What you have to do:
Print the passage on Riley Hern word for word, starting at "In the 1906–07" and ending at "a goal judge.".

Excerpted passage:
+++

He began his professional career with the Pittsburgh Keystones of the Western Pennsylvania Hockey League (WPHL) during the 1901–02 season. In his first season, Hern led the league in wins, with nine in 14 games. Hern, as a result, was named to the WPHL All-Star Team. However, in the next season, he led the league in losses, losing 10 out of 11 games.
In the 1904–05 season, Hern played with the Portage Lakes Hockey Club of the International Professional Hockey League (IPHL). He played, in total, three seasons with Portage Lakes.

In the 1906–07 season, Hern joined the Montreal Wanderers of the Eastern Canadian Amateur Hockey Association (ECAHA). Hern posted a 10–0 regular season record in his first season with the Wanderers. The Wanderers won the Stanley Cup four times, three straight seasons, from 1906 to 1908, and in 1910. The Wanderers also successfully defended the Cup in six out of seven challenges in that time span. The only challenge they lost was against the Kenora Thistles in January 1907; the Wanderers reclaimed the Cup in their own successful challenge two months later.

Hern retired from playing professional ice hockey in 1911, at the age of 30. Hern went on to become a successful businessman, owning a haberdashery in Montreal. He was involved in organizing various ice hockey leagues and printing schedules. Hern also served as an NHL referee and a goal judge.

Hern died at Ross Memorial Pavilion of a heart ailment that had been ailing him for six weeks on June 24, 1929. He was inducted posthumously into the Hockey Hall of Fame in 1963.

Hern's grandson is Allan F. Nicholls, who played the role of Charlestown Chiefs captain Johnny Upton in the 1977 film Slap Shot.

Riley Hern is regarded by some as being among the best goaltenders of all time, coming in at 25th overall according to veteran hockey writers Kevin Allen and Bob Duff in their 2002 book Without Fear: Hockey's 50 Greatest Goaltenders.

+++

Data excerpts:

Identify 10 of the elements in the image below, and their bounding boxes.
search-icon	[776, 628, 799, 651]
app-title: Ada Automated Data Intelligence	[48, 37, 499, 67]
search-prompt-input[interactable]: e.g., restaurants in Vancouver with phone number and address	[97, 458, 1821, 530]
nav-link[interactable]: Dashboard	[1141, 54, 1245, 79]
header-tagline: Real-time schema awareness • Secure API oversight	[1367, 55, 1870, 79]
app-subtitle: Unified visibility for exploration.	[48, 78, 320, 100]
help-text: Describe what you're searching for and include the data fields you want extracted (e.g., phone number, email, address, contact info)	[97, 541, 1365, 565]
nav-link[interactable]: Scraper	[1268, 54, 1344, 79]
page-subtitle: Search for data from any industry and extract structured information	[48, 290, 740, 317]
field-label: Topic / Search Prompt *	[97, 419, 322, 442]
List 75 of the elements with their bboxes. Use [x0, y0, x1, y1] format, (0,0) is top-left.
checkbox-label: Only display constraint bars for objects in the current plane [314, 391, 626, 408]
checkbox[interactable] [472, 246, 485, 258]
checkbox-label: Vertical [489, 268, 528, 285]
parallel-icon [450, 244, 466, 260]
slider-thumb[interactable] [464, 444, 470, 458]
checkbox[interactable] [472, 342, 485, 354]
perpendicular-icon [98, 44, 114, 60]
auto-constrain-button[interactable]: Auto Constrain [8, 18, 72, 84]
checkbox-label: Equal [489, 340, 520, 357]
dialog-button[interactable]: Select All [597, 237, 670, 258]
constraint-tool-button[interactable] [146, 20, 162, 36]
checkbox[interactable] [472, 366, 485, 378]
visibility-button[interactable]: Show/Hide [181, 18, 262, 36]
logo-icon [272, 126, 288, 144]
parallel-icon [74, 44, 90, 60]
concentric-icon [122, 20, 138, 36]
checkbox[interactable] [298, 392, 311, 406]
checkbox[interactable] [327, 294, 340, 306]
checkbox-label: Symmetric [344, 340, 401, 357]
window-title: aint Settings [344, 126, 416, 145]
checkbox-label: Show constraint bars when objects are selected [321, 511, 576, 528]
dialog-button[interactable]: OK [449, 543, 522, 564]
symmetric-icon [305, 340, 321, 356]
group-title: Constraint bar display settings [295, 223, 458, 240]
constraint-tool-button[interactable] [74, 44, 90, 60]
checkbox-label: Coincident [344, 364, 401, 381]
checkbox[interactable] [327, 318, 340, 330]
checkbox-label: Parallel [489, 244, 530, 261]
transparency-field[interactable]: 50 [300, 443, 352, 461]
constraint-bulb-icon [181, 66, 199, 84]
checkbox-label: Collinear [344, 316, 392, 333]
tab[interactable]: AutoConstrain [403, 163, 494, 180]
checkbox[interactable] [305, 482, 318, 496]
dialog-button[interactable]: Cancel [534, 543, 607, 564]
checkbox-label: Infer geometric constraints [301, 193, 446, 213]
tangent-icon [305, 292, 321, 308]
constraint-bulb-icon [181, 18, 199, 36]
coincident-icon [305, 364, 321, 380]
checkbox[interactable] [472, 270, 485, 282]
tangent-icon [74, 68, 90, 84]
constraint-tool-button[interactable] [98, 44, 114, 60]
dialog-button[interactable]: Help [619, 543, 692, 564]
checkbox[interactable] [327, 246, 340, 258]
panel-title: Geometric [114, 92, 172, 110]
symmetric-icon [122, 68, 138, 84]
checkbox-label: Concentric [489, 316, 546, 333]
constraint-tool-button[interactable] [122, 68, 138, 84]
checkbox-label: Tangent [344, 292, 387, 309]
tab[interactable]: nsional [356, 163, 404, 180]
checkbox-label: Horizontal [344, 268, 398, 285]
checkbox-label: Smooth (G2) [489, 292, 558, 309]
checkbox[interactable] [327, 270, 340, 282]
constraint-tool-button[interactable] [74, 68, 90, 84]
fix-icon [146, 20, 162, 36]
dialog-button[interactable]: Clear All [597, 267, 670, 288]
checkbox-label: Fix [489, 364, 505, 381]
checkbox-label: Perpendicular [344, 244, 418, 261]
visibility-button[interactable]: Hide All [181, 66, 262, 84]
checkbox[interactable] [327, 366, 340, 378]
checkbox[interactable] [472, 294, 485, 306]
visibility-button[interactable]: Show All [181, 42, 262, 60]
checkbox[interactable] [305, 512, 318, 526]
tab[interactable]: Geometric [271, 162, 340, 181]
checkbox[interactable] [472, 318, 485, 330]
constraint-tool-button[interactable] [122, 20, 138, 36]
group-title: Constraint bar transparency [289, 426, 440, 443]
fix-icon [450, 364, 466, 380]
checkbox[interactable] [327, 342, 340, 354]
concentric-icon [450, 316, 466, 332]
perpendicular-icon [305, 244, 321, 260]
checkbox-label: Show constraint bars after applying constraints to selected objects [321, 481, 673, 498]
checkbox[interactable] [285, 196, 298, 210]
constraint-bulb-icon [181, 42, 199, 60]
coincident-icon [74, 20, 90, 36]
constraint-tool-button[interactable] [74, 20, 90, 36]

+++

Answer to this exercise:
In the 1906–07 season, Hern joined the Montreal Wanderers of the Eastern Canadian Amateur Hockey Association (ECAHA). Hern posted a 10–0 regular season record in his first season with the Wanderers. The Wanderers won the Stanley Cup four times, three straight seasons, from 1906 to 1908, and in 1910. The Wanderers also successfully defended the Cup in six out of seven challenges in that time span. The only challenge they lost was against the Kenora Thistles in January 1907; the Wanderers reclaimed the Cup in their own successful challenge two months later.

Hern retired from playing professional ice hockey in 1911, at the age of 30. Hern went on to become a successful businessman, owning a haberdashery in Montreal. He was involved in organizing various ice hockey leagues and printing schedules. Hern also served as an NHL referee and a goal judge.